_TASK_
Show every line in the entries below where the word "Lahore" appears.

--- start DATA FOR THIS TASK ---

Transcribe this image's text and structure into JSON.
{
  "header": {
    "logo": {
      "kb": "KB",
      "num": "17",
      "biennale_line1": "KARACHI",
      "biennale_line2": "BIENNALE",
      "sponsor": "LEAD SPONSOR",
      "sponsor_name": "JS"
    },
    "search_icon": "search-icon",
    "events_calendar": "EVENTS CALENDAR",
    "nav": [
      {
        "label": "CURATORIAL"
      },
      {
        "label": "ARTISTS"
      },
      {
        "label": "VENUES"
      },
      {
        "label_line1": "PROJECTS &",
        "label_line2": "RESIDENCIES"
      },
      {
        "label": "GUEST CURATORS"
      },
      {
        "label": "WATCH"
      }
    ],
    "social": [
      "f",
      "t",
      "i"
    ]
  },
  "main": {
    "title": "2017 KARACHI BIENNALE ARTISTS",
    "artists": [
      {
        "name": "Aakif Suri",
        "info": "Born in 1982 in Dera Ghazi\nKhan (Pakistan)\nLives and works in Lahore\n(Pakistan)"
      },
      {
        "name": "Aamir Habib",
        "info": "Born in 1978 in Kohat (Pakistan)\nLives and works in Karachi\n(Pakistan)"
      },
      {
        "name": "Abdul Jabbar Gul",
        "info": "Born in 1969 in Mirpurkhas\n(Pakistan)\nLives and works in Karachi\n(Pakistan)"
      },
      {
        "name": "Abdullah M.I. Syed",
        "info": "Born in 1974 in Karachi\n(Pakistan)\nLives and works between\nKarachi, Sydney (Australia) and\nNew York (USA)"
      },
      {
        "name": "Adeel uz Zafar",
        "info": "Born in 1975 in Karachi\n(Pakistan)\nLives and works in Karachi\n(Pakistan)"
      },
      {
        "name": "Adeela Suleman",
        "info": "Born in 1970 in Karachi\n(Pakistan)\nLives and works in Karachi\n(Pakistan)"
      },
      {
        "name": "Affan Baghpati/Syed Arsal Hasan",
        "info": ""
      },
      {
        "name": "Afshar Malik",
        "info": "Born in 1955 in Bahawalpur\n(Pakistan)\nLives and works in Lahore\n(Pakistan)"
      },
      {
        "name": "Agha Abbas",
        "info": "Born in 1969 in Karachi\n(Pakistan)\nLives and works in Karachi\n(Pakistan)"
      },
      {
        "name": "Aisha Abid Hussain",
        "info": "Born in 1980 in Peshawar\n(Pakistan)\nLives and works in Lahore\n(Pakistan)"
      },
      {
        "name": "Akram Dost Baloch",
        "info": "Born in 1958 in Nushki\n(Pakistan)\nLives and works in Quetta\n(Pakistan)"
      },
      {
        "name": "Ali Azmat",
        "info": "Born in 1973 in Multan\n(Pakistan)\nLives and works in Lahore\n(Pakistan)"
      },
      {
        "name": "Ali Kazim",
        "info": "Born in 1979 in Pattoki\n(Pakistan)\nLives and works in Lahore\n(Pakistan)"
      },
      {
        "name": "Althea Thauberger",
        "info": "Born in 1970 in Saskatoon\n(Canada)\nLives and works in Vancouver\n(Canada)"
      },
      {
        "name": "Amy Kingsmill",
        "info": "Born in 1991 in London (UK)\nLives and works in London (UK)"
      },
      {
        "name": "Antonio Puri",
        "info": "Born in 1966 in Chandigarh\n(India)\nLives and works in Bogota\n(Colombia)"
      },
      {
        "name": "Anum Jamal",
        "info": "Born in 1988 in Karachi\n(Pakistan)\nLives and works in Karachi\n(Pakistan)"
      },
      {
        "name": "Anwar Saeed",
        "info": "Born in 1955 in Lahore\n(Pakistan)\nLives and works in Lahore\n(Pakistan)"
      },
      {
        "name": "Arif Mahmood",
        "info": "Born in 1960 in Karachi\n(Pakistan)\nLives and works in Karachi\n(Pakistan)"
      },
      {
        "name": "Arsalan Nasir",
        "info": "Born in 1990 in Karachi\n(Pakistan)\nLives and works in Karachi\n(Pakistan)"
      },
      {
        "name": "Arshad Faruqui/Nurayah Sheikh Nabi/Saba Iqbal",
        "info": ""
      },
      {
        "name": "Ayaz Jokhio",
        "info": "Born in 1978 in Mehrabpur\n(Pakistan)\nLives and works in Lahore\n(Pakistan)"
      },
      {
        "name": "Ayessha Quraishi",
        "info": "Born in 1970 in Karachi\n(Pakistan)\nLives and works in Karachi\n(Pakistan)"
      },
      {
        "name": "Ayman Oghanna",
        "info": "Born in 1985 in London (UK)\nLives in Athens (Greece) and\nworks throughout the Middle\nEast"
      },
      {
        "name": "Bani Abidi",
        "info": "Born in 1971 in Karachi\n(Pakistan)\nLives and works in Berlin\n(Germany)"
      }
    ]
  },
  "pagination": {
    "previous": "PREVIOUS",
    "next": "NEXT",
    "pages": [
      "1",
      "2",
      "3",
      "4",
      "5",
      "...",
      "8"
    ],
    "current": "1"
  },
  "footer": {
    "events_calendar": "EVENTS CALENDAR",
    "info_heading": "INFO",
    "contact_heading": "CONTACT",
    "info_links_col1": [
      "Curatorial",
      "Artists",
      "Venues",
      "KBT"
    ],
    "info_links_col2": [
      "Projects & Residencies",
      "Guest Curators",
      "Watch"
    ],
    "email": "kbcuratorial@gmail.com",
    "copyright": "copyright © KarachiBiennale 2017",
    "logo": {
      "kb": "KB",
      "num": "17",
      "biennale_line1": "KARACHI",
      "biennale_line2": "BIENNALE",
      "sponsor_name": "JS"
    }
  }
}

--- end DATA FOR THIS TASK ---

_REPLY TO THE EXERCISE_
        "info": "Born in 1982 in Dera Ghazi\nKhan (Pakistan)\nLives and works in Lahore\n(Pakistan)"
        "info": "Born in 1955 in Bahawalpur\n(Pakistan)\nLives and works in Lahore\n(Pakistan)"
        "info": "Born in 1980 in Peshawar\n(Pakistan)\nLives and works in Lahore\n(Pakistan)"
        "info": "Born in 1973 in Multan\n(Pakistan)\nLives and works in Lahore\n(Pakistan)"
        "info": "Born in 1979 in Pattoki\n(Pakistan)\nLives and works in Lahore\n(Pakistan)"
        "info": "Born in 1955 in Lahore\n(Pakistan)\nLives and works in Lahore\n(Pakistan)"
        "info": "Born in 1978 in Mehrabpur\n(Pakistan)\nLives and works in Lahore\n(Pakistan)"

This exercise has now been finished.